(Stored data)
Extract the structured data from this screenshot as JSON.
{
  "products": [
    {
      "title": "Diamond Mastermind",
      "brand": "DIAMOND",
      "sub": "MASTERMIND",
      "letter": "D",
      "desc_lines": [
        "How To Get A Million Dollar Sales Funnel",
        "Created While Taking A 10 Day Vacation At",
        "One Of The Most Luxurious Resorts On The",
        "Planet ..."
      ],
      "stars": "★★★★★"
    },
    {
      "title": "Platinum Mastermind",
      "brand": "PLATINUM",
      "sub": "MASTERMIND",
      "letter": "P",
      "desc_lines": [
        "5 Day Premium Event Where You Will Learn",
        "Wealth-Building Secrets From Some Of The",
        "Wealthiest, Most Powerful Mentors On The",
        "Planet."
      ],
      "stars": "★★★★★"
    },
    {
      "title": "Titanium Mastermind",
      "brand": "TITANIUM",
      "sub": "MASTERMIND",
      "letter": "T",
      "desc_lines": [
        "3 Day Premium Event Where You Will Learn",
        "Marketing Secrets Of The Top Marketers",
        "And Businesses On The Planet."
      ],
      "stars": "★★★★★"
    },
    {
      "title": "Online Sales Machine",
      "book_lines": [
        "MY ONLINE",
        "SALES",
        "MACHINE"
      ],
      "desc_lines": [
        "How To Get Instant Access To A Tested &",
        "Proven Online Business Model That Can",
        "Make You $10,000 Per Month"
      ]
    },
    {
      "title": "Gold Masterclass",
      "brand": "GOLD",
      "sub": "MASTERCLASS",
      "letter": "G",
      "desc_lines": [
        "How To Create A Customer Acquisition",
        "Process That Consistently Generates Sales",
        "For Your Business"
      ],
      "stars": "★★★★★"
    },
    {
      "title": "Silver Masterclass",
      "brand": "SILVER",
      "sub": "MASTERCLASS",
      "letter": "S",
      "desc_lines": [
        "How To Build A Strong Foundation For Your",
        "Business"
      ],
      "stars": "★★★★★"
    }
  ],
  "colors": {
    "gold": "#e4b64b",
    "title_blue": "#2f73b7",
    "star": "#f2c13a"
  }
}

§ **Written instruction**: Extract each entry in full, exactly as given.

§ **Right answer**:
Extract the structured data from this screenshot as JSON.
{
  "products": [
    {
      "title": "Diamond Mastermind",
      "brand": "DIAMOND",
      "sub": "MASTERMIND",
      "letter": "D",
      "desc_lines": [
        "How To Get A Million Dollar Sales Funnel",
        "Created While Taking A 10 Day Vacation At",
        "One Of The Most Luxurious Resorts On The",
        "Planet ..."
      ],
      "stars": "★★★★★"
    },
    {
      "title": "Platinum Mastermind",
      "brand": "PLATINUM",
      "sub": "MASTERMIND",
      "letter": "P",
      "desc_lines": [
        "5 Day Premium Event Where You Will Learn",
        "Wealth-Building Secrets From Some Of The",
        "Wealthiest, Most Powerful Mentors On The",
        "Planet."
      ],
      "stars": "★★★★★"
    },
    {
      "title": "Titanium Mastermind",
      "brand": "TITANIUM",
      "sub": "MASTERMIND",
      "letter": "T",
      "desc_lines": [
        "3 Day Premium Event Where You Will Learn",
        "Marketing Secrets Of The Top Marketers",
        "And Businesses On The Planet."
      ],
      "stars": "★★★★★"
    },
    {
      "title": "Online Sales Machine",
      "book_lines": [
        "MY ONLINE",
        "SALES",
        "MACHINE"
      ],
      "desc_lines": [
        "How To Get Instant Access To A Tested &",
        "Proven Online Business Model That Can",
        "Make You $10,000 Per Month"
      ]
    },
    {
      "title": "Gold Masterclass",
      "brand": "GOLD",
      "sub": "MASTERCLASS",
      "letter": "G",
      "desc_lines": [
        "How To Create A Customer Acquisition",
        "Process That Consistently Generates Sales",
        "For Your Business"
      ],
      "stars": "★★★★★"
    },
    {
      "title": "Silver Masterclass",
      "brand": "SILVER",
      "sub": "MASTERCLASS",
      "letter": "S",
      "desc_lines": [
        "How To Build A Strong Foundation For Your",
        "Business"
      ],
      "stars": "★★★★★"
    }
  ],
  "colors": {
    "gold": "#e4b64b",
    "title_blue": "#2f73b7",
    "star": "#f2c13a"
  }
}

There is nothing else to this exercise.